Отрывок:
++++

Тогда, в 1632 году, казацкое письмо в Варшаву повезли Герасим Козка, Федор Пух, Дорош Кузкевич и Лаврентий Пашковский и получили глумливый сеймовый ответ о казаках-ногтях, которые нужно постоянно отстригать На королевский трон претендовали два сигизмудовых сына, Владислав и Ян-Казимир и было совсем не ясно, кто из них взойдет на престол Речи Посполитой. Новое письмо о казачьей поддержке Владислава на сейм повез Богдан Хмельницкий, недавно получивший от него наградную саблю за Смоленск. Сейм и примас ответили на письмо: «Казаки должны знать свое место. У них в Речи Посполитой только одно право – повиноваться избранному шляхтой королю». Гоноровые магнаты, однако, вынуждены были учесть мнение десятков тысяч отчаянных сабель и новым королем стал Владислав IV, оценивший поддержку казачества.

++++

Выдержки из записей:

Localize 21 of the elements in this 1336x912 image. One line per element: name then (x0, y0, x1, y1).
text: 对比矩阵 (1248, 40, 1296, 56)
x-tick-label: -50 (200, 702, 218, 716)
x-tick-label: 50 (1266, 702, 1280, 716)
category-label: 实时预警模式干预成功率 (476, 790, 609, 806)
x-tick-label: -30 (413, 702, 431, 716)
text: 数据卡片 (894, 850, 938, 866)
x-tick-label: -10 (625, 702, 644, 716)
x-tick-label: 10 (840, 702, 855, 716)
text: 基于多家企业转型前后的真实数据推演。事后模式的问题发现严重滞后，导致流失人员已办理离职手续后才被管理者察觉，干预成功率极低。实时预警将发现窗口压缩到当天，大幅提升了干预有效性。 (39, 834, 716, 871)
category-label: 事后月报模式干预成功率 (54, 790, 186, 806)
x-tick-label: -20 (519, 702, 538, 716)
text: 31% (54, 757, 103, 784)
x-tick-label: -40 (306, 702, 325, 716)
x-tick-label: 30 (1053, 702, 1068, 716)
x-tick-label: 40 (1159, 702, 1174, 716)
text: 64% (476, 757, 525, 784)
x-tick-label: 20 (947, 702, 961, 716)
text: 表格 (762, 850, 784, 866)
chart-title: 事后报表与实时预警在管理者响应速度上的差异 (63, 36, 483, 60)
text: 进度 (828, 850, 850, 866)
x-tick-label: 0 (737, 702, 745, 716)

++++

Задание: Воспроизведите без изменений часть отрывка о казацких письмах на сейм от слов «Тогда, в 1632» до слов «оценивший поддержку казачества.» включительно.

Ответ на задание:
Тогда, в 1632 году, казацкое письмо в Варшаву повезли Герасим Козка, Федор Пух, Дорош Кузкевич и Лаврентий Пашковский и получили глумливый сеймовый ответ о казаках-ногтях, которые нужно постоянно отстригать На королевский трон претендовали два сигизмудовых сына, Владислав и Ян-Казимир и было совсем не ясно, кто из них взойдет на престол Речи Посполитой. Новое письмо о казачьей поддержке Владислава на сейм повез Богдан Хмельницкий, недавно получивший от него наградную саблю за Смоленск. Сейм и примас ответили на письмо: «Казаки должны знать свое место. У них в Речи Посполитой только одно право – повиноваться избранному шляхтой королю». Гоноровые магнаты, однако, вынуждены были учесть мнение десятков тысяч отчаянных сабель и новым королем стал Владислав IV, оценивший поддержку казачества.